++++ Information provided ++++

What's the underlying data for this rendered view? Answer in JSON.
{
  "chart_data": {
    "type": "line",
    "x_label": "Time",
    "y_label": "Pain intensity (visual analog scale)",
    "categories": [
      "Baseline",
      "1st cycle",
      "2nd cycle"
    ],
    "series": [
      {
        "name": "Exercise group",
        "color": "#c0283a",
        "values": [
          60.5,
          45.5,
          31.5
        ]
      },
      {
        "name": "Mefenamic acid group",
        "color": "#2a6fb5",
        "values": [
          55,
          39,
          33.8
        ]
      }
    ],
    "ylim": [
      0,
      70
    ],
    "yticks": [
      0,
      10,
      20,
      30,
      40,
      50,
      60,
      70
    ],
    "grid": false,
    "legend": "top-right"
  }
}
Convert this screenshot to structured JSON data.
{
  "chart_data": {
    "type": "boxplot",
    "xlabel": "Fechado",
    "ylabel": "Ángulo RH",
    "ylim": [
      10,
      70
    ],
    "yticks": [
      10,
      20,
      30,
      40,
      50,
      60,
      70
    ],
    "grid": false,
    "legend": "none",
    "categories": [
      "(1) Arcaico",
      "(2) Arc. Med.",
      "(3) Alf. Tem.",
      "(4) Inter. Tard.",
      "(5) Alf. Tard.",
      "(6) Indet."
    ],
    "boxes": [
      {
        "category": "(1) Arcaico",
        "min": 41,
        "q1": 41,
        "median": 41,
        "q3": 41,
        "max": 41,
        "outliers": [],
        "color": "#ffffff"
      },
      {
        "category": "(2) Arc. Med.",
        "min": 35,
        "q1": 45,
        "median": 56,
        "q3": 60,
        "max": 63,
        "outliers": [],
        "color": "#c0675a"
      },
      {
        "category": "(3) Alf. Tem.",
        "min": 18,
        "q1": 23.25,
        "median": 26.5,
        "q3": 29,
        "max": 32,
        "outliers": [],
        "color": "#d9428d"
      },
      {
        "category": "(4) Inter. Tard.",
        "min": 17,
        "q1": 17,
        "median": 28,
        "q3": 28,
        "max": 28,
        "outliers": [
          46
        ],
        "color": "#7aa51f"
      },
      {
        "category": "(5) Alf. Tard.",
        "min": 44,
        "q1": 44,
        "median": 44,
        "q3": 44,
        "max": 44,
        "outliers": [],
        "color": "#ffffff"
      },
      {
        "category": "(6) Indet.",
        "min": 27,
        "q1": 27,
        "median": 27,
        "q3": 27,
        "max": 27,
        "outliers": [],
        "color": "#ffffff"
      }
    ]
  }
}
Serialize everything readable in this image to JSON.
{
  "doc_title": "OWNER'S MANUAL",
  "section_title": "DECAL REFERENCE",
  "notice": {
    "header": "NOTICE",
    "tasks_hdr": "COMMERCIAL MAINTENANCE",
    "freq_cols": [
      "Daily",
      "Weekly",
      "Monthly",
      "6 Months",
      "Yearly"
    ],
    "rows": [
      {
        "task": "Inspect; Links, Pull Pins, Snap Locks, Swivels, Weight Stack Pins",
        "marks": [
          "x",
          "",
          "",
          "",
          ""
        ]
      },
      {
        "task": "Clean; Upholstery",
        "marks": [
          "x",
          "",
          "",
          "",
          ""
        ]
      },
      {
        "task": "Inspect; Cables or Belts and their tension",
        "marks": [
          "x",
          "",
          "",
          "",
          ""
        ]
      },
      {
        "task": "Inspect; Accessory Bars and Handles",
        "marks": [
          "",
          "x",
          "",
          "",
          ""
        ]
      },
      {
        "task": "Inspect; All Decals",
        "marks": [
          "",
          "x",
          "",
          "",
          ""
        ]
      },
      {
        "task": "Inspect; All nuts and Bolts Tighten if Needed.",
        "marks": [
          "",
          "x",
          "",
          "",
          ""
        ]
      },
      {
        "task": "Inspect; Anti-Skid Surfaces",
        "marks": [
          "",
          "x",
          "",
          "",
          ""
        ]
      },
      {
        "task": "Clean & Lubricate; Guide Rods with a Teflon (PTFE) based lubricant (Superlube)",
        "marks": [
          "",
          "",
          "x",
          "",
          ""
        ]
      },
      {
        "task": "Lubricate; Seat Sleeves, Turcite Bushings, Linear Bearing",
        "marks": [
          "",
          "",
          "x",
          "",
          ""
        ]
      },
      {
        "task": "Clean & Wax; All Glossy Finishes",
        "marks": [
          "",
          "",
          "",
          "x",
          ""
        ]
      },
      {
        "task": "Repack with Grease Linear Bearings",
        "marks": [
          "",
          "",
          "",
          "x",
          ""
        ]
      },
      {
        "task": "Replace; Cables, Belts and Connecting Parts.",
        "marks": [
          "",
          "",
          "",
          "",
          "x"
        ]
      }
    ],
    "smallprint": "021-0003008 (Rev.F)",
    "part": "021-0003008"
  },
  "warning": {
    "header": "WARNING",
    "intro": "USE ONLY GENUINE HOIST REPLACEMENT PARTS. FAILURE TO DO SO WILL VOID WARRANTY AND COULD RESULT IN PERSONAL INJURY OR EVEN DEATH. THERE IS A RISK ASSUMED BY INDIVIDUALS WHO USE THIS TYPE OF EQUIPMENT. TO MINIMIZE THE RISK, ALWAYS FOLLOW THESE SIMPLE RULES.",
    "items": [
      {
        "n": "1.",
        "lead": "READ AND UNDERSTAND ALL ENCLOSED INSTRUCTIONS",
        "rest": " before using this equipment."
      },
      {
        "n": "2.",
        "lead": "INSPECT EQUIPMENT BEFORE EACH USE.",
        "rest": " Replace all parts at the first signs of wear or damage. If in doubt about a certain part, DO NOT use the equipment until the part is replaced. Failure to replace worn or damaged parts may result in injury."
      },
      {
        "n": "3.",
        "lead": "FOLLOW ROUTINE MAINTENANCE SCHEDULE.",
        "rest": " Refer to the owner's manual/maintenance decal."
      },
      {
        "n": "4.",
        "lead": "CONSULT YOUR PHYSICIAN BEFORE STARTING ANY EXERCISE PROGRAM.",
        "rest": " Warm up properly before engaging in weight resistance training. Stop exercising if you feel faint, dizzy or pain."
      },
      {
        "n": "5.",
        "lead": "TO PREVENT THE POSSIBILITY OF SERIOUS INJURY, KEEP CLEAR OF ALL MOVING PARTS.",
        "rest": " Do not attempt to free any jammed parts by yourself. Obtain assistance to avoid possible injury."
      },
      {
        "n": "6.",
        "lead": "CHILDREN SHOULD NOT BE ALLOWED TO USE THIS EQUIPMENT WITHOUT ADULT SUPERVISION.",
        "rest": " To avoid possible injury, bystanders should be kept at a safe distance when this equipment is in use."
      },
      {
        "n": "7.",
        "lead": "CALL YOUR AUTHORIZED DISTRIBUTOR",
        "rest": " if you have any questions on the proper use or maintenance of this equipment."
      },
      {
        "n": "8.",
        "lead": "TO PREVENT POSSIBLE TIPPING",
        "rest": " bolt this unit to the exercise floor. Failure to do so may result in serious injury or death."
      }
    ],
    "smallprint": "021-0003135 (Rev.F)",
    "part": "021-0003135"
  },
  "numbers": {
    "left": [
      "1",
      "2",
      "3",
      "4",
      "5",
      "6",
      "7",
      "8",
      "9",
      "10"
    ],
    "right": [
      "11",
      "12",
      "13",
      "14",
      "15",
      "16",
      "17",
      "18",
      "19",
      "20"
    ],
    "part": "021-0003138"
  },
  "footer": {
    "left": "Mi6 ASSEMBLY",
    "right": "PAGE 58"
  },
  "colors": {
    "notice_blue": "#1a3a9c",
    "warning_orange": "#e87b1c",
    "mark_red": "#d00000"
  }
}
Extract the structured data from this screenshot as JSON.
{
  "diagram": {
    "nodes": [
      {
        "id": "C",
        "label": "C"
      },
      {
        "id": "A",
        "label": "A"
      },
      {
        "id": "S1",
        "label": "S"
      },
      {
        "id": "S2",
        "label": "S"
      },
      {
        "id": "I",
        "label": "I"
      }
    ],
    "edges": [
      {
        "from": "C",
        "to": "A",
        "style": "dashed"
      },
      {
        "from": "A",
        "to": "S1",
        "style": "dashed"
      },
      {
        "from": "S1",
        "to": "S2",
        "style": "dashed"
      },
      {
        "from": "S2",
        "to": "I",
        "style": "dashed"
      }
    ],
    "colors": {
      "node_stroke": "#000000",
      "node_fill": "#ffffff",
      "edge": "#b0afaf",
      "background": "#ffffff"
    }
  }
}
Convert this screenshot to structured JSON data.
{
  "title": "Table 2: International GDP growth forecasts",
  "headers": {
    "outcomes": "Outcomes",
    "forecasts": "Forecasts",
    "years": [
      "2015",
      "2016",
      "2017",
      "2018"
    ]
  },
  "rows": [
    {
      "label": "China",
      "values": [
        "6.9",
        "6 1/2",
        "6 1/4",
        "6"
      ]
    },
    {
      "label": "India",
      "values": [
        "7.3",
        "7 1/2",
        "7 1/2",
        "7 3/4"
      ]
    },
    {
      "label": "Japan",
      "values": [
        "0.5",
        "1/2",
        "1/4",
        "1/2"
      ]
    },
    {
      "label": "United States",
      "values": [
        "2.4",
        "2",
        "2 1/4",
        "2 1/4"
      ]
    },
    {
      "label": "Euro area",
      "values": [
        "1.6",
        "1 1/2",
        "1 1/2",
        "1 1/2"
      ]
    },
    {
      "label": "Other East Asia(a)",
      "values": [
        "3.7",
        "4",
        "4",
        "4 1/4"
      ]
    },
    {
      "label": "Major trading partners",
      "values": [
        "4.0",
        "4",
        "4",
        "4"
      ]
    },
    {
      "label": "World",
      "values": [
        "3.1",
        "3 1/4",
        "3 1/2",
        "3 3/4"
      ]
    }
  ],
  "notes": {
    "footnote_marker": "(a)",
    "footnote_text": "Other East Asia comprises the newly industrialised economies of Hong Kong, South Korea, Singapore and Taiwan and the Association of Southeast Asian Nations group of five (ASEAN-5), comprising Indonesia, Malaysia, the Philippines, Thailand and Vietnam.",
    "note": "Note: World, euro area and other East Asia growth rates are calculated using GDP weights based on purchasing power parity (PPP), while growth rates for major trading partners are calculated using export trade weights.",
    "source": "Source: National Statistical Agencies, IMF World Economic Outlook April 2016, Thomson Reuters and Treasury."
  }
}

++++

## What you will do
Where a line of the data holds "right", show that line.

## Result of the task
    "legend": "top-right"
    "right": [
    "right": "PAGE 58"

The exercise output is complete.